*** Provided records
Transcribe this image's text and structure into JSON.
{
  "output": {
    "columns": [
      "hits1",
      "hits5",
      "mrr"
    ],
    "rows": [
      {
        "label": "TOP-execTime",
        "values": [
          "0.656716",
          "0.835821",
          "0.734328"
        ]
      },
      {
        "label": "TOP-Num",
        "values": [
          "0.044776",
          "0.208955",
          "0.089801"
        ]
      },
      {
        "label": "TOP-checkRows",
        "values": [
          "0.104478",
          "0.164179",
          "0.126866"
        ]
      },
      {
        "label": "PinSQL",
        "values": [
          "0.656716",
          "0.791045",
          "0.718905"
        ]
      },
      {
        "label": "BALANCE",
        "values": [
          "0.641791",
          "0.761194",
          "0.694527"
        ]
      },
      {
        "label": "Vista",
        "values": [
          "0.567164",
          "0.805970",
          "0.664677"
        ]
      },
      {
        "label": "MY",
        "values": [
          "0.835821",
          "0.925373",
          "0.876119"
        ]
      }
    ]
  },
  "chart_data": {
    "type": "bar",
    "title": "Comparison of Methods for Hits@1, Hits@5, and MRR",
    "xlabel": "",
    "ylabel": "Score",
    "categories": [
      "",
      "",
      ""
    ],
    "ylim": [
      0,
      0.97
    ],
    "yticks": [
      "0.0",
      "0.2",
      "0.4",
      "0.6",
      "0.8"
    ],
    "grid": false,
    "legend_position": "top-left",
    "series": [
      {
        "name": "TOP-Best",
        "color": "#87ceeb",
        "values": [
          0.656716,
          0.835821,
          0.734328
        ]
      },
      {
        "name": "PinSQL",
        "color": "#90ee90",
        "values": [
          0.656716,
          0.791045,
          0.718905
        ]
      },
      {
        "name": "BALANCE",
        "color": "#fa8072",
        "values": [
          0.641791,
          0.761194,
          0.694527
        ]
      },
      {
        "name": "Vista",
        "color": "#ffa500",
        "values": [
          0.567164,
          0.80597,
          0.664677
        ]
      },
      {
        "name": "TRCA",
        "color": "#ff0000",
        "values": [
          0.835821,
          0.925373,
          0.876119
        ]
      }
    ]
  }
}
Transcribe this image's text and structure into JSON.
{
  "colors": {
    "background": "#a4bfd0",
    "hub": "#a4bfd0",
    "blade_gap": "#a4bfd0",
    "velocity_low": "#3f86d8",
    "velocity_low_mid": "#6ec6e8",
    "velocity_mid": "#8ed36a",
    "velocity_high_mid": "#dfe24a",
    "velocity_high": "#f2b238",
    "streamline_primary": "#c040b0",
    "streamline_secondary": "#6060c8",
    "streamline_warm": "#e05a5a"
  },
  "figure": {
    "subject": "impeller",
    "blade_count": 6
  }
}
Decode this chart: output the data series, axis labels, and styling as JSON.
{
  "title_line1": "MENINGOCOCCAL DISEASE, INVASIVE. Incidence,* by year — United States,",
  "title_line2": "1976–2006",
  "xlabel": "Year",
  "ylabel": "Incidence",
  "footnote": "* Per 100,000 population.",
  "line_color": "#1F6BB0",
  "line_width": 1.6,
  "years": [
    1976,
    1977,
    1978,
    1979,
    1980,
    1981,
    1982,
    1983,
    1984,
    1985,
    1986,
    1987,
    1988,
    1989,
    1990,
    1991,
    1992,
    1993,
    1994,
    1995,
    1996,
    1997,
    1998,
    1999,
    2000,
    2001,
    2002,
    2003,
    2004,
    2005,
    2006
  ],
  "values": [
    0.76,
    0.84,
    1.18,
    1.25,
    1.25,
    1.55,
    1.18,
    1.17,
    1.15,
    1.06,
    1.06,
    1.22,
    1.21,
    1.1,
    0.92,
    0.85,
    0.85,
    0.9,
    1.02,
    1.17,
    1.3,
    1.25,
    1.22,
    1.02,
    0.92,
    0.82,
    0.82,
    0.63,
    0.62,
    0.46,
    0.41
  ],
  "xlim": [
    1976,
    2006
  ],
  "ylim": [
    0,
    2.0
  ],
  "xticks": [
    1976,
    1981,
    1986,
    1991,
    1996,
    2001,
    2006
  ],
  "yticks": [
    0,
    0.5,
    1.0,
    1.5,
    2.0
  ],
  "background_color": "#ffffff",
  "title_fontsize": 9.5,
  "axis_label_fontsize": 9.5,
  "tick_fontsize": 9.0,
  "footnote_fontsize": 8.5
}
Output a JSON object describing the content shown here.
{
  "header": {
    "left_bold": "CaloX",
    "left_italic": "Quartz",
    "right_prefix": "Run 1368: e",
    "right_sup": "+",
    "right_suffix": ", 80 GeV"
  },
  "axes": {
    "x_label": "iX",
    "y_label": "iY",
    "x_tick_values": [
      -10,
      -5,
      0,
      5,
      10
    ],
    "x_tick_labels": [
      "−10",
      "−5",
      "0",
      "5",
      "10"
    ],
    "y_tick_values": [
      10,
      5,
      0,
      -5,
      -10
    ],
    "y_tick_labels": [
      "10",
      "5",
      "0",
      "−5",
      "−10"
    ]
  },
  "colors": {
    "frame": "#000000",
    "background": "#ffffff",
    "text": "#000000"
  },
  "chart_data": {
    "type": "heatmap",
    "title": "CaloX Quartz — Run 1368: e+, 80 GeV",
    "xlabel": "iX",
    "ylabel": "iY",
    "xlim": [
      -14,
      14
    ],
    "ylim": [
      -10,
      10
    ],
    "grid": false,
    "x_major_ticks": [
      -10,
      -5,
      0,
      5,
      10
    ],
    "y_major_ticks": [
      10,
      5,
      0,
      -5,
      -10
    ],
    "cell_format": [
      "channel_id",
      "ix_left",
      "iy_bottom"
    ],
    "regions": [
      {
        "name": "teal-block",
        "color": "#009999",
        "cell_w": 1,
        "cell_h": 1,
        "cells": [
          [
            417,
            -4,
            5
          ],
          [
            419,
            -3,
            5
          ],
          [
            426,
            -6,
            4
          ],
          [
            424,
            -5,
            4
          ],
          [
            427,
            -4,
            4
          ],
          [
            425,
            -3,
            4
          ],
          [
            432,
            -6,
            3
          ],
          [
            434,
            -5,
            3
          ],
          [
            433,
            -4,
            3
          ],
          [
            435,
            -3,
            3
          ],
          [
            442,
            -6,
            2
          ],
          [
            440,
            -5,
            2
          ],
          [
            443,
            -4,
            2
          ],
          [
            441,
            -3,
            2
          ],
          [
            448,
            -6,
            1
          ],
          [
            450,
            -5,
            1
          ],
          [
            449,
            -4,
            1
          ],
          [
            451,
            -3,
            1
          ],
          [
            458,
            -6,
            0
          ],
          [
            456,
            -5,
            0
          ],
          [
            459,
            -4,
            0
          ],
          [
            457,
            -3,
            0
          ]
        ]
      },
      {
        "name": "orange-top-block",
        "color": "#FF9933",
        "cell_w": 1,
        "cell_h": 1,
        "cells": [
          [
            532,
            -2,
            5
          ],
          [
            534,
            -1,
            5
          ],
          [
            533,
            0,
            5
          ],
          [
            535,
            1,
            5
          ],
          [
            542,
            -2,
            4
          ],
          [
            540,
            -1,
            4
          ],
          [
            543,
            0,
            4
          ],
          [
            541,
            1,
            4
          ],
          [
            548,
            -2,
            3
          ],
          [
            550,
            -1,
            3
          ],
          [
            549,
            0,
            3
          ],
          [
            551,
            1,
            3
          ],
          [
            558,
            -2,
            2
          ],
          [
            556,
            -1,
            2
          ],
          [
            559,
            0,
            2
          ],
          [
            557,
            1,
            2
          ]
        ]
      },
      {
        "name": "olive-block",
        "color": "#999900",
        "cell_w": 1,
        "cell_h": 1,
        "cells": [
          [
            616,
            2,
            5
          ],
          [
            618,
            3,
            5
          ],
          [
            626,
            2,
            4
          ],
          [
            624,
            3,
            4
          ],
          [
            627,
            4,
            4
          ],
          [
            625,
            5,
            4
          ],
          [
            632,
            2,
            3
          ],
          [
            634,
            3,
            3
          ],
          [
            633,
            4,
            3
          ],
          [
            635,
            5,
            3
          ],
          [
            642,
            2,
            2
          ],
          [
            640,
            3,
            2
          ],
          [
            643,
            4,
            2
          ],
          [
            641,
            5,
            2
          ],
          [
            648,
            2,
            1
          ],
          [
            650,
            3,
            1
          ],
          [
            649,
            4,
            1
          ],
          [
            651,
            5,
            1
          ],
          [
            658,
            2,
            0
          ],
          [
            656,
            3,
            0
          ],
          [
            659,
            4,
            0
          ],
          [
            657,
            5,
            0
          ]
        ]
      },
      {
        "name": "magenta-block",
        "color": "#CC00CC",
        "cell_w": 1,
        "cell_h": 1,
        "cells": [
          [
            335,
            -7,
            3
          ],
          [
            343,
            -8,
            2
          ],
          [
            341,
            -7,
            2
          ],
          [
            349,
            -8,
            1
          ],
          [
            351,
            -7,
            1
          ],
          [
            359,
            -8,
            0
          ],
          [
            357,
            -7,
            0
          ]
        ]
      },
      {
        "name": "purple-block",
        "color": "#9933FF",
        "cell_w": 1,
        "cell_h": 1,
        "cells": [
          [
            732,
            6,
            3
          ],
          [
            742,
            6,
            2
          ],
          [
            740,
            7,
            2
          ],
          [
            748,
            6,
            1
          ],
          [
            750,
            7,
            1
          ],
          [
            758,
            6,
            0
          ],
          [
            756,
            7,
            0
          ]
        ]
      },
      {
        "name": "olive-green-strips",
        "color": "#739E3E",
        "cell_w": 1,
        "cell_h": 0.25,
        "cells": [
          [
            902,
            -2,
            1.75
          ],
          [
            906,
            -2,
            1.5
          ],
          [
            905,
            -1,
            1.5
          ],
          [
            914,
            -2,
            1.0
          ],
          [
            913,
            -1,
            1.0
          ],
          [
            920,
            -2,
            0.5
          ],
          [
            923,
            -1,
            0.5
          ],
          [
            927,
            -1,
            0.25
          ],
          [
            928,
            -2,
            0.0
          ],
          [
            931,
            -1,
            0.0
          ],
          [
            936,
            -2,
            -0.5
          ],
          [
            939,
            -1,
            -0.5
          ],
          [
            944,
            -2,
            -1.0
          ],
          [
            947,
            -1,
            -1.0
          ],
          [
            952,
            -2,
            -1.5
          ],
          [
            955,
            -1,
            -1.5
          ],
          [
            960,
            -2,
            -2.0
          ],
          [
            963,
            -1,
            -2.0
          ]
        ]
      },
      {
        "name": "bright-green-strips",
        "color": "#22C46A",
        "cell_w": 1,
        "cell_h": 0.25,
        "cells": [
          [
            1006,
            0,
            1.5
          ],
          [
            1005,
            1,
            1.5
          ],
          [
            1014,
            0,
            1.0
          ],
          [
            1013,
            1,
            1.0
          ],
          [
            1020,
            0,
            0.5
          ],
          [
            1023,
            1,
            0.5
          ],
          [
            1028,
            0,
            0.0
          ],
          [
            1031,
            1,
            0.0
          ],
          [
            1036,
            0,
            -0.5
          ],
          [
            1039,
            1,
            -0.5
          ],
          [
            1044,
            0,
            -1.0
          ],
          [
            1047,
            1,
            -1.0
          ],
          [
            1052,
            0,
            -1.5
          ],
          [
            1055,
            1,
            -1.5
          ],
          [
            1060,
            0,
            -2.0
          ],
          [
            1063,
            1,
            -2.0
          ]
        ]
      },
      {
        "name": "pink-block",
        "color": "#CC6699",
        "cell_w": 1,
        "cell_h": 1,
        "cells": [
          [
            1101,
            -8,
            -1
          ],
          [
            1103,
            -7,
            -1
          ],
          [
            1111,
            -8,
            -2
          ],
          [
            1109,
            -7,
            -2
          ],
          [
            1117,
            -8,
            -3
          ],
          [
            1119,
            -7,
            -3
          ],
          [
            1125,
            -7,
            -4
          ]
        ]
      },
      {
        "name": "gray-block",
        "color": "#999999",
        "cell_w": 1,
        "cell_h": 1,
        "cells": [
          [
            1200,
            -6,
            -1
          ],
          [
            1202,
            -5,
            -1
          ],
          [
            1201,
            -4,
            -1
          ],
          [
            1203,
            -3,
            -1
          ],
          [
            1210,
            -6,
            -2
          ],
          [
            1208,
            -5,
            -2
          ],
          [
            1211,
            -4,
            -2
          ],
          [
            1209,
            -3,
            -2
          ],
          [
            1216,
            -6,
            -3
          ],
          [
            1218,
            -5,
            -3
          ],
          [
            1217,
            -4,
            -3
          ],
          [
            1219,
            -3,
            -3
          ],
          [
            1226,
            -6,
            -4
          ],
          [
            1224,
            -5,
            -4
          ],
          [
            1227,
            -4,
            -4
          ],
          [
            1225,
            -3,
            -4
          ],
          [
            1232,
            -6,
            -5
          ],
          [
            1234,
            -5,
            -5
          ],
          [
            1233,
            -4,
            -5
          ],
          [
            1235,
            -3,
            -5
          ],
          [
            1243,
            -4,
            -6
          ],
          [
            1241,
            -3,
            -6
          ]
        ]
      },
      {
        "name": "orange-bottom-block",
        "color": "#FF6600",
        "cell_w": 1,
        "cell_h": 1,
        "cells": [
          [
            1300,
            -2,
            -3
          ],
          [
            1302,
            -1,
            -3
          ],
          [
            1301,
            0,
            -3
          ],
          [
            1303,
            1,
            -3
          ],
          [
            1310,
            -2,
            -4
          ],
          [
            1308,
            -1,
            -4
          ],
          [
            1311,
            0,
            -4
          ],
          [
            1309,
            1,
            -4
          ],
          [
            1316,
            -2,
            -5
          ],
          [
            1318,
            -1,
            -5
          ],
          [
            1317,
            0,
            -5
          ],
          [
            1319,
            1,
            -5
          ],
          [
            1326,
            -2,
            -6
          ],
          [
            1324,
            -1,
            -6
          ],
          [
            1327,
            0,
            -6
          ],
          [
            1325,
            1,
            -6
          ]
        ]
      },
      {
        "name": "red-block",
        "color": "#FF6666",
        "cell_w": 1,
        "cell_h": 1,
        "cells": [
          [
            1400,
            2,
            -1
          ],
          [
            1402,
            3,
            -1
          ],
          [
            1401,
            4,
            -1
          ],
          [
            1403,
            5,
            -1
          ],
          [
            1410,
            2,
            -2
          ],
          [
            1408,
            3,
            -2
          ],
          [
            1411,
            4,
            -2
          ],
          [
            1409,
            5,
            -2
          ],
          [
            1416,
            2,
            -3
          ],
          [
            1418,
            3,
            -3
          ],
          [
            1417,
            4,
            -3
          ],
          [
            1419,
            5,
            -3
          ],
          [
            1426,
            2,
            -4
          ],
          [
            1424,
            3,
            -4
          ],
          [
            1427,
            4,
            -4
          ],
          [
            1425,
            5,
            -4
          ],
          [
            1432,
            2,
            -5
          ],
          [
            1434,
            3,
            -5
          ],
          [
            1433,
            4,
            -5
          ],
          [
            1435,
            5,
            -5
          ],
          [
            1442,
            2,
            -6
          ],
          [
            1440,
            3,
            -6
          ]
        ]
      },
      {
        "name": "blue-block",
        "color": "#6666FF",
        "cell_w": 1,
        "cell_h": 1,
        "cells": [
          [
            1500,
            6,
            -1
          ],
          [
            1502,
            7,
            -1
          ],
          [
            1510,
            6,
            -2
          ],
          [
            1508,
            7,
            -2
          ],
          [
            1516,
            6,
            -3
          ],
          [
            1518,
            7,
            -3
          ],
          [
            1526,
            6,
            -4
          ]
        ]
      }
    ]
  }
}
******
◆ Task prompt
Return each line that includes "olive".

◆ Solution for this task
        "name": "olive-block",
        "name": "olive-green-strips",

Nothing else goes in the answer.